# INSTRUCTIONS TO FOLLOW
Extract each line of the data below exactly as written.

[Source records]
======

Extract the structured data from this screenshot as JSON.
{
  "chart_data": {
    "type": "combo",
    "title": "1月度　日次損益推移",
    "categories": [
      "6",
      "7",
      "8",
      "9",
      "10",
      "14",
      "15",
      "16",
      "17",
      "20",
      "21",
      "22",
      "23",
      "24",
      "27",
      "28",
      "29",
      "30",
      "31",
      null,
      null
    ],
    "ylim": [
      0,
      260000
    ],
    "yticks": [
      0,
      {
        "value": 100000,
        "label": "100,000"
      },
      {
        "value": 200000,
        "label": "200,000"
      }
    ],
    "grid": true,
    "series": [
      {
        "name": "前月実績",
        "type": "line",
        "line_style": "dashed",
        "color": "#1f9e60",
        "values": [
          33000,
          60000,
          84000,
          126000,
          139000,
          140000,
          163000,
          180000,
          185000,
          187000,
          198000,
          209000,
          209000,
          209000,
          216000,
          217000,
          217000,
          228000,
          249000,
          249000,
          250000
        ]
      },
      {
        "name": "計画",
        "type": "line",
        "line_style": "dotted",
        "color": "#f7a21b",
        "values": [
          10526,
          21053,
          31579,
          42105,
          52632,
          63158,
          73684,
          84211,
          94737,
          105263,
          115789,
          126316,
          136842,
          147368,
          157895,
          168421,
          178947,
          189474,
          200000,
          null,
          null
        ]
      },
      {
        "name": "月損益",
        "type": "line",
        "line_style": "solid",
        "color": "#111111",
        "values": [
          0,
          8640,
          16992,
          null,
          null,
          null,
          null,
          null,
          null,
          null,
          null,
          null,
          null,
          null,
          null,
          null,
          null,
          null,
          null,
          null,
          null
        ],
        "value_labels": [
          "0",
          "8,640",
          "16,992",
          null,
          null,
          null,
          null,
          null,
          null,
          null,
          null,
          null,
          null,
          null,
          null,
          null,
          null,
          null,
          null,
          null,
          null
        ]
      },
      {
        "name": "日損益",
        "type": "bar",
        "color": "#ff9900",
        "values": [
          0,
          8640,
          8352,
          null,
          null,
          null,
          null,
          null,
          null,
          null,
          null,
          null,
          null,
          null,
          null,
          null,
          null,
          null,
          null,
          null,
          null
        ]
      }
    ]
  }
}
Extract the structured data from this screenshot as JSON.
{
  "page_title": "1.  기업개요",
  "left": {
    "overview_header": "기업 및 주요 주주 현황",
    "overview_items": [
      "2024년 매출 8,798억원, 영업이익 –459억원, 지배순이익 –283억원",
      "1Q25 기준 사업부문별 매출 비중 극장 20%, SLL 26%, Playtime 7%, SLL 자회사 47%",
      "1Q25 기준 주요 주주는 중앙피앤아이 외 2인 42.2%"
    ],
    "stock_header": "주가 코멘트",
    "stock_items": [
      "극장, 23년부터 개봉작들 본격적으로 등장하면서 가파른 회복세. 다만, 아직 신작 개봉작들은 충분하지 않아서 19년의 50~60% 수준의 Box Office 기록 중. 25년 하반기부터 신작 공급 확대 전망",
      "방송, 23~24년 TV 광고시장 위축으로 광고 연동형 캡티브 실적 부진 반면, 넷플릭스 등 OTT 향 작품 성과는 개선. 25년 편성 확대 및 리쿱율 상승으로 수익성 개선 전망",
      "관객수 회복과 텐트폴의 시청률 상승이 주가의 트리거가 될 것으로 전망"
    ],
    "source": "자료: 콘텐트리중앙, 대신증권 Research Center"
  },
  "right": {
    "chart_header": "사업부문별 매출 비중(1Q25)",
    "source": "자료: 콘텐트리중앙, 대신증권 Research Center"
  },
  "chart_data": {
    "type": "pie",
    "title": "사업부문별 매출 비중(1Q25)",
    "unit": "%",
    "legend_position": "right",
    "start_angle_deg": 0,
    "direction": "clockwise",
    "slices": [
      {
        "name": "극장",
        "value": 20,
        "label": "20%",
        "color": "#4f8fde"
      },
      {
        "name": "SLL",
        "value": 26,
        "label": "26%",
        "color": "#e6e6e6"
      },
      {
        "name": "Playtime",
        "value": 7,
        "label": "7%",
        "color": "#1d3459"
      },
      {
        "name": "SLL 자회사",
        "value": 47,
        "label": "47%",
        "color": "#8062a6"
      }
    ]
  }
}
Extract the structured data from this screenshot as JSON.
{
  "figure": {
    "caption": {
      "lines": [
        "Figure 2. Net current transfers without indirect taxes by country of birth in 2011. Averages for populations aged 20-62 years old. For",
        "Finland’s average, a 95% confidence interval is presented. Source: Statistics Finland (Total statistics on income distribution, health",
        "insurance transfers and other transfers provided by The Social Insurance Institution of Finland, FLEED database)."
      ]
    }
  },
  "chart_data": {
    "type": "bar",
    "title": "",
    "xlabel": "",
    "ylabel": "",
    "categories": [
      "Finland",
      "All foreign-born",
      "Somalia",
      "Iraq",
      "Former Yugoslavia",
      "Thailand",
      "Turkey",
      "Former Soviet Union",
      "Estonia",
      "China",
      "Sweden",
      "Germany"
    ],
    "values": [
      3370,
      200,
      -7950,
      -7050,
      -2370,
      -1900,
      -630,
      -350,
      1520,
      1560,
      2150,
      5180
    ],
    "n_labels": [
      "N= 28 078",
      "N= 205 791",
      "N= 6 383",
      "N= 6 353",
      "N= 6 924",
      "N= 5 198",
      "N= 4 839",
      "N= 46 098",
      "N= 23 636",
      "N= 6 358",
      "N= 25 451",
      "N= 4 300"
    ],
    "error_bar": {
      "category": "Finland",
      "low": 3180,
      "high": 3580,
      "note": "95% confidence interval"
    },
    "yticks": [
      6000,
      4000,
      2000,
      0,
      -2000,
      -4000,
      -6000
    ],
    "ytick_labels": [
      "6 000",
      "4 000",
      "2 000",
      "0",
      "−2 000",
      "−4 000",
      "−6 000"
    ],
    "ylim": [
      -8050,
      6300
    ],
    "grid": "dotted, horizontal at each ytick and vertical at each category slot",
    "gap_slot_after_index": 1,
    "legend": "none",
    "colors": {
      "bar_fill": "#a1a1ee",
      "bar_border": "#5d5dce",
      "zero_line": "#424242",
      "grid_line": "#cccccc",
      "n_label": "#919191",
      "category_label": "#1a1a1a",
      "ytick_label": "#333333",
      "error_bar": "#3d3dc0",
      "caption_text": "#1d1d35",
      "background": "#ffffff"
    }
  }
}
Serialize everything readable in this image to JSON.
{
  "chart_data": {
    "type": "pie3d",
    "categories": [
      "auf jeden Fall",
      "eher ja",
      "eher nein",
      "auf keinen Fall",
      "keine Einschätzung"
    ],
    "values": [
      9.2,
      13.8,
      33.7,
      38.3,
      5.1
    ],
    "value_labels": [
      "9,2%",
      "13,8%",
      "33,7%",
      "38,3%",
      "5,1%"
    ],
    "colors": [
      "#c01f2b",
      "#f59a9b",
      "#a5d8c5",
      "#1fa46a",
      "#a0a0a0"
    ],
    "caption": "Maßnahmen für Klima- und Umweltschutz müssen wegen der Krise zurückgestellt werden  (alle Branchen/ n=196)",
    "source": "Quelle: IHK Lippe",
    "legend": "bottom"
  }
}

======

# EXERCISE SOLUTION
Extract the structured data from this screenshot as JSON.
{
  "chart_data": {
    "type": "combo",
    "title": "1月度　日次損益推移",
    "categories": [
      "6",
      "7",
      "8",
      "9",
      "10",
      "14",
      "15",
      "16",
      "17",
      "20",
      "21",
      "22",
      "23",
      "24",
      "27",
      "28",
      "29",
      "30",
      "31",
      null,
      null
    ],
    "ylim": [
      0,
      260000
    ],
    "yticks": [
      0,
      {
        "value": 100000,
        "label": "100,000"
      },
      {
        "value": 200000,
        "label": "200,000"
      }
    ],
    "grid": true,
    "series": [
      {
        "name": "前月実績",
        "type": "line",
        "line_style": "dashed",
        "color": "#1f9e60",
        "values": [
          33000,
          60000,
          84000,
          126000,
          139000,
          140000,
          163000,
          180000,
          185000,
          187000,
          198000,
          209000,
          209000,
          209000,
          216000,
          217000,
          217000,
          228000,
          249000,
          249000,
          250000
        ]
      },
      {
        "name": "計画",
        "type": "line",
        "line_style": "dotted",
        "color": "#f7a21b",
        "values": [
          10526,
          21053,
          31579,
          42105,
          52632,
          63158,
          73684,
          84211,
          94737,
          105263,
          115789,
          126316,
          136842,
          147368,
          157895,
          168421,
          178947,
          189474,
          200000,
          null,
          null
        ]
      },
      {
        "name": "月損益",
        "type": "line",
        "line_style": "solid",
        "color": "#111111",
        "values": [
          0,
          8640,
          16992,
          null,
          null,
          null,
          null,
          null,
          null,
          null,
          null,
          null,
          null,
          null,
          null,
          null,
          null,
          null,
          null,
          null,
          null
        ],
        "value_labels": [
          "0",
          "8,640",
          "16,992",
          null,
          null,
          null,
          null,
          null,
          null,
          null,
          null,
          null,
          null,
          null,
          null,
          null,
          null,
          null,
          null,
          null,
          null
        ]
      },
      {
        "name": "日損益",
        "type": "bar",
        "color": "#ff9900",
        "values": [
          0,
          8640,
          8352,
          null,
          null,
          null,
          null,
          null,
          null,
          null,
          null,
          null,
          null,
          null,
          null,
          null,
          null,
          null,
          null,
          null,
          null
        ]
      }
    ]
  }
}
Extract the structured data from this screenshot as JSON.
{
  "page_title": "1.  기업개요",
  "left": {
    "overview_header": "기업 및 주요 주주 현황",
    "overview_items": [
      "2024년 매출 8,798억원, 영업이익 –459억원, 지배순이익 –283억원",
      "1Q25 기준 사업부문별 매출 비중 극장 20%, SLL 26%, Playtime 7%, SLL 자회사 47%",
      "1Q25 기준 주요 주주는 중앙피앤아이 외 2인 42.2%"
    ],
    "stock_header": "주가 코멘트",
    "stock_items": [
      "극장, 23년부터 개봉작들 본격적으로 등장하면서 가파른 회복세. 다만, 아직 신작 개봉작들은 충분하지 않아서 19년의 50~60% 수준의 Box Office 기록 중. 25년 하반기부터 신작 공급 확대 전망",
      "방송, 23~24년 TV 광고시장 위축으로 광고 연동형 캡티브 실적 부진 반면, 넷플릭스 등 OTT 향 작품 성과는 개선. 25년 편성 확대 및 리쿱율 상승으로 수익성 개선 전망",
      "관객수 회복과 텐트폴의 시청률 상승이 주가의 트리거가 될 것으로 전망"
    ],
    "source": "자료: 콘텐트리중앙, 대신증권 Research Center"
  },
  "right": {
    "chart_header": "사업부문별 매출 비중(1Q25)",
    "source": "자료: 콘텐트리중앙, 대신증권 Research Center"
  },
  "chart_data": {
    "type": "pie",
    "title": "사업부문별 매출 비중(1Q25)",
    "unit": "%",
    "legend_position": "right",
    "start_angle_deg": 0,
    "direction": "clockwise",
    "slices": [
      {
        "name": "극장",
        "value": 20,
        "label": "20%",
        "color": "#4f8fde"
      },
      {
        "name": "SLL",
        "value": 26,
        "label": "26%",
        "color": "#e6e6e6"
      },
      {
        "name": "Playtime",
        "value": 7,
        "label": "7%",
        "color": "#1d3459"
      },
      {
        "name": "SLL 자회사",
        "value": 47,
        "label": "47%",
        "color": "#8062a6"
      }
    ]
  }
}
Extract the structured data from this screenshot as JSON.
{
  "figure": {
    "caption": {
      "lines": [
        "Figure 2. Net current transfers without indirect taxes by country of birth in 2011. Averages for populations aged 20-62 years old. For",
        "Finland’s average, a 95% confidence interval is presented. Source: Statistics Finland (Total statistics on income distribution, health",
        "insurance transfers and other transfers provided by The Social Insurance Institution of Finland, FLEED database)."
      ]
    }
  },
  "chart_data": {
    "type": "bar",
    "title": "",
    "xlabel": "",
    "ylabel": "",
    "categories": [
      "Finland",
      "All foreign-born",
      "Somalia",
      "Iraq",
      "Former Yugoslavia",
      "Thailand",
      "Turkey",
      "Former Soviet Union",
      "Estonia",
      "China",
      "Sweden",
      "Germany"
    ],
    "values": [
      3370,
      200,
      -7950,
      -7050,
      -2370,
      -1900,
      -630,
      -350,
      1520,
      1560,
      2150,
      5180
    ],
    "n_labels": [
      "N= 28 078",
      "N= 205 791",
      "N= 6 383",
      "N= 6 353",
      "N= 6 924",
      "N= 5 198",
      "N= 4 839",
      "N= 46 098",
      "N= 23 636",
      "N= 6 358",
      "N= 25 451",
      "N= 4 300"
    ],
    "error_bar": {
      "category": "Finland",
      "low": 3180,
      "high": 3580,
      "note": "95% confidence interval"
    },
    "yticks": [
      6000,
      4000,
      2000,
      0,
      -2000,
      -4000,
      -6000
    ],
    "ytick_labels": [
      "6 000",
      "4 000",
      "2 000",
      "0",
      "−2 000",
      "−4 000",
      "−6 000"
    ],
    "ylim": [
      -8050,
      6300
    ],
    "grid": "dotted, horizontal at each ytick and vertical at each category slot",
    "gap_slot_after_index": 1,
    "legend": "none",
    "colors": {
      "bar_fill": "#a1a1ee",
      "bar_border": "#5d5dce",
      "zero_line": "#424242",
      "grid_line": "#cccccc",
      "n_label": "#919191",
      "category_label": "#1a1a1a",
      "ytick_label": "#333333",
      "error_bar": "#3d3dc0",
      "caption_text": "#1d1d35",
      "background": "#ffffff"
    }
  }
}
Serialize everything readable in this image to JSON.
{
  "chart_data": {
    "type": "pie3d",
    "categories": [
      "auf jeden Fall",
      "eher ja",
      "eher nein",
      "auf keinen Fall",
      "keine Einschätzung"
    ],
    "values": [
      9.2,
      13.8,
      33.7,
      38.3,
      5.1
    ],
    "value_labels": [
      "9,2%",
      "13,8%",
      "33,7%",
      "38,3%",
      "5,1%"
    ],
    "colors": [
      "#c01f2b",
      "#f59a9b",
      "#a5d8c5",
      "#1fa46a",
      "#a0a0a0"
    ],
    "caption": "Maßnahmen für Klima- und Umweltschutz müssen wegen der Krise zurückgestellt werden  (alle Branchen/ n=196)",
    "source": "Quelle: IHK Lippe",
    "legend": "bottom"
  }
}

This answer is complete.